● **EXERCISE**
Reproduce every entry exactly, without alteration.

(Data entries)
[start]
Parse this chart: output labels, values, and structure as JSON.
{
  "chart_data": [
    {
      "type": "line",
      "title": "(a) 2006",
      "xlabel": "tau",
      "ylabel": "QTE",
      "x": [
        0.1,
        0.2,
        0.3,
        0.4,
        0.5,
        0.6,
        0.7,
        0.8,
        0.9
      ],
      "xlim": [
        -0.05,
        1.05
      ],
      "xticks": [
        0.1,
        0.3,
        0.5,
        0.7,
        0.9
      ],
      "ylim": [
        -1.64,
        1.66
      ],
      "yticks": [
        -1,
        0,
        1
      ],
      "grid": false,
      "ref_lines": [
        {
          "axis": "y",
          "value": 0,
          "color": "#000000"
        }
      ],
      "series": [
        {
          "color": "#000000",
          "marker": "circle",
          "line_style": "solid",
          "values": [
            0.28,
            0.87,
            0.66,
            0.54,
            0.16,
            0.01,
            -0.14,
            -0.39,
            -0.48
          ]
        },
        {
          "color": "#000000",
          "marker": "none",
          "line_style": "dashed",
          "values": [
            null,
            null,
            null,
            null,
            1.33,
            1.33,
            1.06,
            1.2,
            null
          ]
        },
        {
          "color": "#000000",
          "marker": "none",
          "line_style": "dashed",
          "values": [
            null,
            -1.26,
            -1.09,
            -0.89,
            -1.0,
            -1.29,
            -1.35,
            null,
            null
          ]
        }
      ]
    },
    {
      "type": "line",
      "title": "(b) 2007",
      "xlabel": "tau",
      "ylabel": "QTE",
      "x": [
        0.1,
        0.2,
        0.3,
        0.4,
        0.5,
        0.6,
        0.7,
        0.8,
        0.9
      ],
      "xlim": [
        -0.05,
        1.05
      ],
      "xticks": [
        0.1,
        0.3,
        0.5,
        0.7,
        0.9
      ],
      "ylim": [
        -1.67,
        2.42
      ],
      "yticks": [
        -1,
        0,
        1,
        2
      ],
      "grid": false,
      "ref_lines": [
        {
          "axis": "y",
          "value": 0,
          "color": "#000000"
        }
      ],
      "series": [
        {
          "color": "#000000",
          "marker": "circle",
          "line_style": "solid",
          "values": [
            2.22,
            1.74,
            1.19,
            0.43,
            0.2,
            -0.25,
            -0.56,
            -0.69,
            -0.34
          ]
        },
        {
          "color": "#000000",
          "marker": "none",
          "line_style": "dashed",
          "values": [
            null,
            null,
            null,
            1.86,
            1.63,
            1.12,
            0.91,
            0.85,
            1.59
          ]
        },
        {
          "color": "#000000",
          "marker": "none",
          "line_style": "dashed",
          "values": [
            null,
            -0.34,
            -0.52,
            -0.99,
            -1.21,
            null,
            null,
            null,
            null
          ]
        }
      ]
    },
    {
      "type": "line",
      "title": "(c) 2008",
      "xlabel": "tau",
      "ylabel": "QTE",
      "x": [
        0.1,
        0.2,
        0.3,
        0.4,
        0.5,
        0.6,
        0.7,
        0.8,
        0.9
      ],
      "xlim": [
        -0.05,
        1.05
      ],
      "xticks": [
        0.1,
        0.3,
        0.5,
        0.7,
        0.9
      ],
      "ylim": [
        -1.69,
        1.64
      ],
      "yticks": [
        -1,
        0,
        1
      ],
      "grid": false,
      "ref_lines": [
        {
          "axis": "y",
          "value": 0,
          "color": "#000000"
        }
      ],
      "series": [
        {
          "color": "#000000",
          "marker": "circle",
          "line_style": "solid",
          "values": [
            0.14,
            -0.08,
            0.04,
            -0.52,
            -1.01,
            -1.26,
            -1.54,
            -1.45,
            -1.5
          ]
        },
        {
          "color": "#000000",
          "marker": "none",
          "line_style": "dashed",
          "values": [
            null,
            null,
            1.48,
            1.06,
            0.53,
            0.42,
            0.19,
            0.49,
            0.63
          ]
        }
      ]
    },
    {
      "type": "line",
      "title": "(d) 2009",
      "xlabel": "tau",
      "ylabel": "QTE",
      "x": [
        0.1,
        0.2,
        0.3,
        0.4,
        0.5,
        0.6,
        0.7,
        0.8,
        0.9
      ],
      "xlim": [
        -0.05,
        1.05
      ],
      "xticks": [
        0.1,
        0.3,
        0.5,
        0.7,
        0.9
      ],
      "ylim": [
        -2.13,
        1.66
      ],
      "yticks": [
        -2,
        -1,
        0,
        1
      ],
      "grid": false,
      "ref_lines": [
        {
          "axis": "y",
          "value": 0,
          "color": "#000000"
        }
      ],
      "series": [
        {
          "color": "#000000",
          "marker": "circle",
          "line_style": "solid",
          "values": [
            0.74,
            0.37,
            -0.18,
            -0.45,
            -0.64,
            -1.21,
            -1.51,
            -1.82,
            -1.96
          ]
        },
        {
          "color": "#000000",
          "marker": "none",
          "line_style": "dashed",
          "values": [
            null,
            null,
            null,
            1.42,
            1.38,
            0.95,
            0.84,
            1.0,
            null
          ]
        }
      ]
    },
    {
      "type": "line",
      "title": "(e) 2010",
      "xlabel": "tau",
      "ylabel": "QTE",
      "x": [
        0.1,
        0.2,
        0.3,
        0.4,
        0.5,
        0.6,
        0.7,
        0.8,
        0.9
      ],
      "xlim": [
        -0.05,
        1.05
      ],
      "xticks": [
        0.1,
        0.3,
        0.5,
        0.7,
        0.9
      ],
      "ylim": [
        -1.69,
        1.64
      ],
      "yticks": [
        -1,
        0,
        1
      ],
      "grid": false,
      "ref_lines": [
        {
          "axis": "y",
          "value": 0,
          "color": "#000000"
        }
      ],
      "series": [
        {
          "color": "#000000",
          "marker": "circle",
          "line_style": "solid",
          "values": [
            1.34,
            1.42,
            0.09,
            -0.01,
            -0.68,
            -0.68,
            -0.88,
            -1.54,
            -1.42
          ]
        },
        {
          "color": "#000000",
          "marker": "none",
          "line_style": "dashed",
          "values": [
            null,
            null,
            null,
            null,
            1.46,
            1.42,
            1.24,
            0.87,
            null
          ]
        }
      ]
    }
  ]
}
[end]
● **EXERCISE ANSWER**
Parse this chart: output labels, values, and structure as JSON.
{
  "chart_data": [
    {
      "type": "line",
      "title": "(a) 2006",
      "xlabel": "tau",
      "ylabel": "QTE",
      "x": [
        0.1,
        0.2,
        0.3,
        0.4,
        0.5,
        0.6,
        0.7,
        0.8,
        0.9
      ],
      "xlim": [
        -0.05,
        1.05
      ],
      "xticks": [
        0.1,
        0.3,
        0.5,
        0.7,
        0.9
      ],
      "ylim": [
        -1.64,
        1.66
      ],
      "yticks": [
        -1,
        0,
        1
      ],
      "grid": false,
      "ref_lines": [
        {
          "axis": "y",
          "value": 0,
          "color": "#000000"
        }
      ],
      "series": [
        {
          "color": "#000000",
          "marker": "circle",
          "line_style": "solid",
          "values": [
            0.28,
            0.87,
            0.66,
            0.54,
            0.16,
            0.01,
            -0.14,
            -0.39,
            -0.48
          ]
        },
        {
          "color": "#000000",
          "marker": "none",
          "line_style": "dashed",
          "values": [
            null,
            null,
            null,
            null,
            1.33,
            1.33,
            1.06,
            1.2,
            null
          ]
        },
        {
          "color": "#000000",
          "marker": "none",
          "line_style": "dashed",
          "values": [
            null,
            -1.26,
            -1.09,
            -0.89,
            -1.0,
            -1.29,
            -1.35,
            null,
            null
          ]
        }
      ]
    },
    {
      "type": "line",
      "title": "(b) 2007",
      "xlabel": "tau",
      "ylabel": "QTE",
      "x": [
        0.1,
        0.2,
        0.3,
        0.4,
        0.5,
        0.6,
        0.7,
        0.8,
        0.9
      ],
      "xlim": [
        -0.05,
        1.05
      ],
      "xticks": [
        0.1,
        0.3,
        0.5,
        0.7,
        0.9
      ],
      "ylim": [
        -1.67,
        2.42
      ],
      "yticks": [
        -1,
        0,
        1,
        2
      ],
      "grid": false,
      "ref_lines": [
        {
          "axis": "y",
          "value": 0,
          "color": "#000000"
        }
      ],
      "series": [
        {
          "color": "#000000",
          "marker": "circle",
          "line_style": "solid",
          "values": [
            2.22,
            1.74,
            1.19,
            0.43,
            0.2,
            -0.25,
            -0.56,
            -0.69,
            -0.34
          ]
        },
        {
          "color": "#000000",
          "marker": "none",
          "line_style": "dashed",
          "values": [
            null,
            null,
            null,
            1.86,
            1.63,
            1.12,
            0.91,
            0.85,
            1.59
          ]
        },
        {
          "color": "#000000",
          "marker": "none",
          "line_style": "dashed",
          "values": [
            null,
            -0.34,
            -0.52,
            -0.99,
            -1.21,
            null,
            null,
            null,
            null
          ]
        }
      ]
    },
    {
      "type": "line",
      "title": "(c) 2008",
      "xlabel": "tau",
      "ylabel": "QTE",
      "x": [
        0.1,
        0.2,
        0.3,
        0.4,
        0.5,
        0.6,
        0.7,
        0.8,
        0.9
      ],
      "xlim": [
        -0.05,
        1.05
      ],
      "xticks": [
        0.1,
        0.3,
        0.5,
        0.7,
        0.9
      ],
      "ylim": [
        -1.69,
        1.64
      ],
      "yticks": [
        -1,
        0,
        1
      ],
      "grid": false,
      "ref_lines": [
        {
          "axis": "y",
          "value": 0,
          "color": "#000000"
        }
      ],
      "series": [
        {
          "color": "#000000",
          "marker": "circle",
          "line_style": "solid",
          "values": [
            0.14,
            -0.08,
            0.04,
            -0.52,
            -1.01,
            -1.26,
            -1.54,
            -1.45,
            -1.5
          ]
        },
        {
          "color": "#000000",
          "marker": "none",
          "line_style": "dashed",
          "values": [
            null,
            null,
            1.48,
            1.06,
            0.53,
            0.42,
            0.19,
            0.49,
            0.63
          ]
        }
      ]
    },
    {
      "type": "line",
      "title": "(d) 2009",
      "xlabel": "tau",
      "ylabel": "QTE",
      "x": [
        0.1,
        0.2,
        0.3,
        0.4,
        0.5,
        0.6,
        0.7,
        0.8,
        0.9
      ],
      "xlim": [
        -0.05,
        1.05
      ],
      "xticks": [
        0.1,
        0.3,
        0.5,
        0.7,
        0.9
      ],
      "ylim": [
        -2.13,
        1.66
      ],
      "yticks": [
        -2,
        -1,
        0,
        1
      ],
      "grid": false,
      "ref_lines": [
        {
          "axis": "y",
          "value": 0,
          "color": "#000000"
        }
      ],
      "series": [
        {
          "color": "#000000",
          "marker": "circle",
          "line_style": "solid",
          "values": [
            0.74,
            0.37,
            -0.18,
            -0.45,
            -0.64,
            -1.21,
            -1.51,
            -1.82,
            -1.96
          ]
        },
        {
          "color": "#000000",
          "marker": "none",
          "line_style": "dashed",
          "values": [
            null,
            null,
            null,
            1.42,
            1.38,
            0.95,
            0.84,
            1.0,
            null
          ]
        }
      ]
    },
    {
      "type": "line",
      "title": "(e) 2010",
      "xlabel": "tau",
      "ylabel": "QTE",
      "x": [
        0.1,
        0.2,
        0.3,
        0.4,
        0.5,
        0.6,
        0.7,
        0.8,
        0.9
      ],
      "xlim": [
        -0.05,
        1.05
      ],
      "xticks": [
        0.1,
        0.3,
        0.5,
        0.7,
        0.9
      ],
      "ylim": [
        -1.69,
        1.64
      ],
      "yticks": [
        -1,
        0,
        1
      ],
      "grid": false,
      "ref_lines": [
        {
          "axis": "y",
          "value": 0,
          "color": "#000000"
        }
      ],
      "series": [
        {
          "color": "#000000",
          "marker": "circle",
          "line_style": "solid",
          "values": [
            1.34,
            1.42,
            0.09,
            -0.01,
            -0.68,
            -0.68,
            -0.88,
            -1.54,
            -1.42
          ]
        },
        {
          "color": "#000000",
          "marker": "none",
          "line_style": "dashed",
          "values": [
            null,
            null,
            null,
            null,
            1.46,
            1.42,
            1.24,
            0.87,
            null
          ]
        }
      ]
    }
  ]
}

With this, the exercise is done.